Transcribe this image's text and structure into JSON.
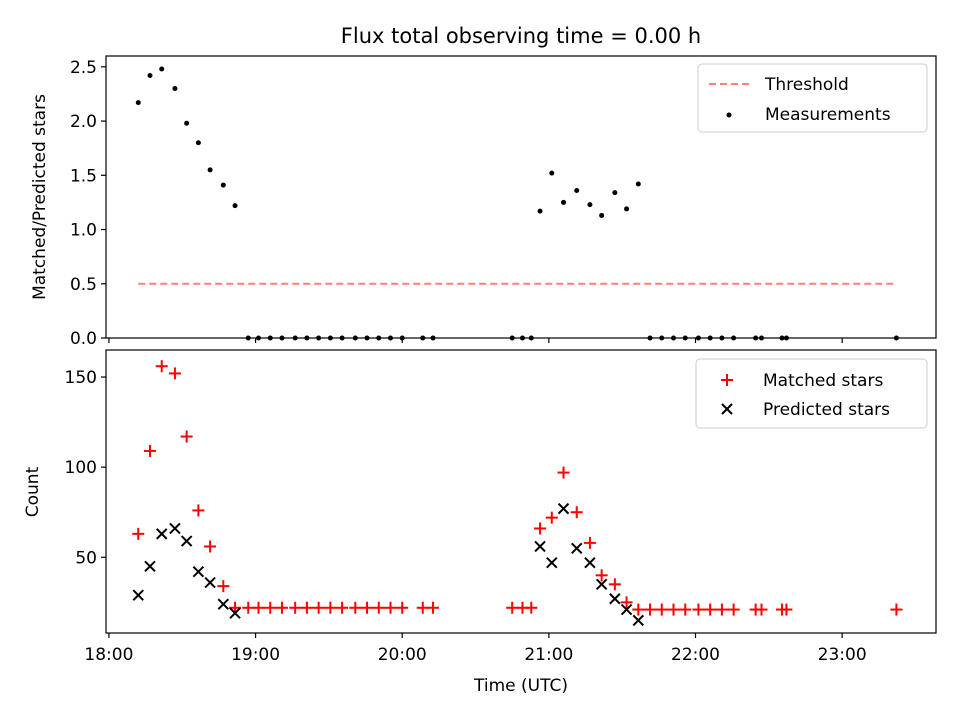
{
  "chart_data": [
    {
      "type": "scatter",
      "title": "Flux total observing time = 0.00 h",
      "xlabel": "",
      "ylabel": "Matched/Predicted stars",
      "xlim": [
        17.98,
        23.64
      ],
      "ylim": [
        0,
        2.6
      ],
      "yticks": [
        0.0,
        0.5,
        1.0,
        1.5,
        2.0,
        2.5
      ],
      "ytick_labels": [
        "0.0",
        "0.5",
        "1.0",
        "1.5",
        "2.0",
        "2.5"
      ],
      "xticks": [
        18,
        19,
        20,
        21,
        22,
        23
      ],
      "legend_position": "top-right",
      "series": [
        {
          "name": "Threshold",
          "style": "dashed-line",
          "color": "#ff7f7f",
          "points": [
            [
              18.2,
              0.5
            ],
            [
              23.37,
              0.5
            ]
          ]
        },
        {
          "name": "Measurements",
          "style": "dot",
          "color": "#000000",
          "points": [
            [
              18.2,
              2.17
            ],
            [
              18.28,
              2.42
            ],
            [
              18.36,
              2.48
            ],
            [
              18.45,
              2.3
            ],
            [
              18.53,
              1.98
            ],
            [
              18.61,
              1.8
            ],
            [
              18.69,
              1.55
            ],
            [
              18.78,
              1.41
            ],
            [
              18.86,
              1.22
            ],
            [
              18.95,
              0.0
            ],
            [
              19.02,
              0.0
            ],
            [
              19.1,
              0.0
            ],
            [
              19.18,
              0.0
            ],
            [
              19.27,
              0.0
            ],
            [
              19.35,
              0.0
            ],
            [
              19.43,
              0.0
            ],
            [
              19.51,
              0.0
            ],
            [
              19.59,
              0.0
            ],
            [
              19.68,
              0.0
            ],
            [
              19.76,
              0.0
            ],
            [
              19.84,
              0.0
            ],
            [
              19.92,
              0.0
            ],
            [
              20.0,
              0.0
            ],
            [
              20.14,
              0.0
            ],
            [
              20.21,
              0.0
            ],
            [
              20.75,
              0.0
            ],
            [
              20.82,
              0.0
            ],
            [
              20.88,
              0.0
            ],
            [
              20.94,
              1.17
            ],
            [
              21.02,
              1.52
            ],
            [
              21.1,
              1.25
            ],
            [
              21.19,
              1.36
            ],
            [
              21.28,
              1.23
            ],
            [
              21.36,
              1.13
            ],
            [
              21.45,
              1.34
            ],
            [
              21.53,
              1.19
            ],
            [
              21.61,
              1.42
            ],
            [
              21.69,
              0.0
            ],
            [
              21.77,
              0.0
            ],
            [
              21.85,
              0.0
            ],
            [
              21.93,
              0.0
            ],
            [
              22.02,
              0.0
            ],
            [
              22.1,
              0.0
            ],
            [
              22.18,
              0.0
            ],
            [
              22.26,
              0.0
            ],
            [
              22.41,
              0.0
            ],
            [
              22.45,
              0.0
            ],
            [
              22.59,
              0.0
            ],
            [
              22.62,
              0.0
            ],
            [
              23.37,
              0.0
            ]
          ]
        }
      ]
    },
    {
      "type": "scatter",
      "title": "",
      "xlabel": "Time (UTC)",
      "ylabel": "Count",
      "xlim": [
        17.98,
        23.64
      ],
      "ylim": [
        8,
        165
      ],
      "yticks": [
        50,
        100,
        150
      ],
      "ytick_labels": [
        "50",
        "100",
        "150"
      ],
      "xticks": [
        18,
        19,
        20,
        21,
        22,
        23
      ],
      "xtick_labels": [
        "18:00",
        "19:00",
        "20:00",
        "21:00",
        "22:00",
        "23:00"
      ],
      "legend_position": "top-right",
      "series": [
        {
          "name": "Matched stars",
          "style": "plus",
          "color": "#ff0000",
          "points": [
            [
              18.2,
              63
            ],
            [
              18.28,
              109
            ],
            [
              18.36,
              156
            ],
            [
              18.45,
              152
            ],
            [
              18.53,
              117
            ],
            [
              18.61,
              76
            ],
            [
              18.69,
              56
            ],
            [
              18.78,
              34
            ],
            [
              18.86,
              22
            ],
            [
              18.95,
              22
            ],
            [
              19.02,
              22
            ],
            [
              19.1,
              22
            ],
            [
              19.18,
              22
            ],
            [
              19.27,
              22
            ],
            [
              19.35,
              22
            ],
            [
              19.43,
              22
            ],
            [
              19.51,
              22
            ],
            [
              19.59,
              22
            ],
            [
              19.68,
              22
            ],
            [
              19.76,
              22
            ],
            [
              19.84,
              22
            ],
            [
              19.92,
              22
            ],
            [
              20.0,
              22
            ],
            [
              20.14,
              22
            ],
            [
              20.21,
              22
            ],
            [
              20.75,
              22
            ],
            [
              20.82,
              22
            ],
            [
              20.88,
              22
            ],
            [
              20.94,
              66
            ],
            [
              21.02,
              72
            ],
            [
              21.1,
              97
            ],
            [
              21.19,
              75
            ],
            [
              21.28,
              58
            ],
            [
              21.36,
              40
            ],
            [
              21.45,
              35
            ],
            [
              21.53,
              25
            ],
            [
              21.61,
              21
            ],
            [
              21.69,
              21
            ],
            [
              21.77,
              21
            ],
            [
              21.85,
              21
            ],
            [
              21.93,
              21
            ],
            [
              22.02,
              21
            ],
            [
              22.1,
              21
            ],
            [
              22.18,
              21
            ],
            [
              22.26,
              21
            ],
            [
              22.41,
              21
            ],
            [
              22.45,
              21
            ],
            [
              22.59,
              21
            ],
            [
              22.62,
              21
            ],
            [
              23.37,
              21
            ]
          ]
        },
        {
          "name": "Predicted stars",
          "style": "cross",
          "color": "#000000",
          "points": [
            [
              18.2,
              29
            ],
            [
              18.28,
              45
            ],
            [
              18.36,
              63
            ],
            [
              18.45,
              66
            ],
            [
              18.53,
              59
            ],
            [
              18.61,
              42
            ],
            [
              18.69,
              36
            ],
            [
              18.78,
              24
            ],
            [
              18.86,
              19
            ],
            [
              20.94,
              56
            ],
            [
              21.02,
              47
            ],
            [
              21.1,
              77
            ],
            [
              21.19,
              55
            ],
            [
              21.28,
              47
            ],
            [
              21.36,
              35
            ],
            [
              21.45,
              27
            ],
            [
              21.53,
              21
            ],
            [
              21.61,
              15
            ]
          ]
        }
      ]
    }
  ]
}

· · · · · · ·

- **Problem to solve**: Using the listing above, show every line that includes the string "style".

- **Full answer**:
          "style": "dashed-line",
          "style": "dot",
          "style": "plus",
          "style": "cross",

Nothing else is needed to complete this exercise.